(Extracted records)
--------------------------------

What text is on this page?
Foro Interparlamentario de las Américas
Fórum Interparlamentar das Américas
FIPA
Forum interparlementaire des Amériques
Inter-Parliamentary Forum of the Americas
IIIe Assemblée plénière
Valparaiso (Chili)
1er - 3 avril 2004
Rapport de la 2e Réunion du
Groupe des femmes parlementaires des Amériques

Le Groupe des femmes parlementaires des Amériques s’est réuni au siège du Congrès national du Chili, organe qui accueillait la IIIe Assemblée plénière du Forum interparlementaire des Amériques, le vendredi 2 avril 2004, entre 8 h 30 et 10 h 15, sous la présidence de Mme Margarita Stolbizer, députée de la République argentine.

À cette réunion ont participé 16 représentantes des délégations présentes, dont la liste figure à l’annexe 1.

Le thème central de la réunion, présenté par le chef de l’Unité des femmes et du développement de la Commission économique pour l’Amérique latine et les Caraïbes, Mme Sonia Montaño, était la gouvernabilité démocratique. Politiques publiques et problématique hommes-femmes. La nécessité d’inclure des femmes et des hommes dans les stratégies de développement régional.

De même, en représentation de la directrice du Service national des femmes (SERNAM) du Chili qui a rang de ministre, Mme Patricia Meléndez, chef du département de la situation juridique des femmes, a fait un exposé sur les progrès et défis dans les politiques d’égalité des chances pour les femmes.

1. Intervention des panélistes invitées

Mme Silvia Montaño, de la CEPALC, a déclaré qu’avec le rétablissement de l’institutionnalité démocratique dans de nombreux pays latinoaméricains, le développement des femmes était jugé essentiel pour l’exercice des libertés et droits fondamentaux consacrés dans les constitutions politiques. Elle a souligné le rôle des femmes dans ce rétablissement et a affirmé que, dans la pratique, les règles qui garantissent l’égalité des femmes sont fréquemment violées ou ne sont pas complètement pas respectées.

--------------------------------

[Task instructions] Find each line that has the word "dans", then copy it out.

[Complete output]
Le thème central de la réunion, présenté par le chef de l’Unité des femmes et du développement de la Commission économique pour l’Amérique latine et les Caraïbes, Mme Sonia Montaño, était la gouvernabilité démocratique. Politiques publiques et problématique hommes-femmes. La nécessité d’inclure des femmes et des hommes dans les stratégies de développement régional.
De même, en représentation de la directrice du Service national des femmes (SERNAM) du Chili qui a rang de ministre, Mme Patricia Meléndez, chef du département de la situation juridique des femmes, a fait un exposé sur les progrès et défis dans les politiques d’égalité des chances pour les femmes.
Mme Silvia Montaño, de la CEPALC, a déclaré qu’avec le rétablissement de l’institutionnalité démocratique dans de nombreux pays latinoaméricains, le développement des femmes était jugé essentiel pour l’exercice des libertés et droits fondamentaux consacrés dans les constitutions politiques. Elle a souligné le rôle des femmes dans ce rétablissement et a affirmé que, dans la pratique, les règles qui garantissent l’égalité des femmes sont fréquemment violées ou ne sont pas complètement pas respectées.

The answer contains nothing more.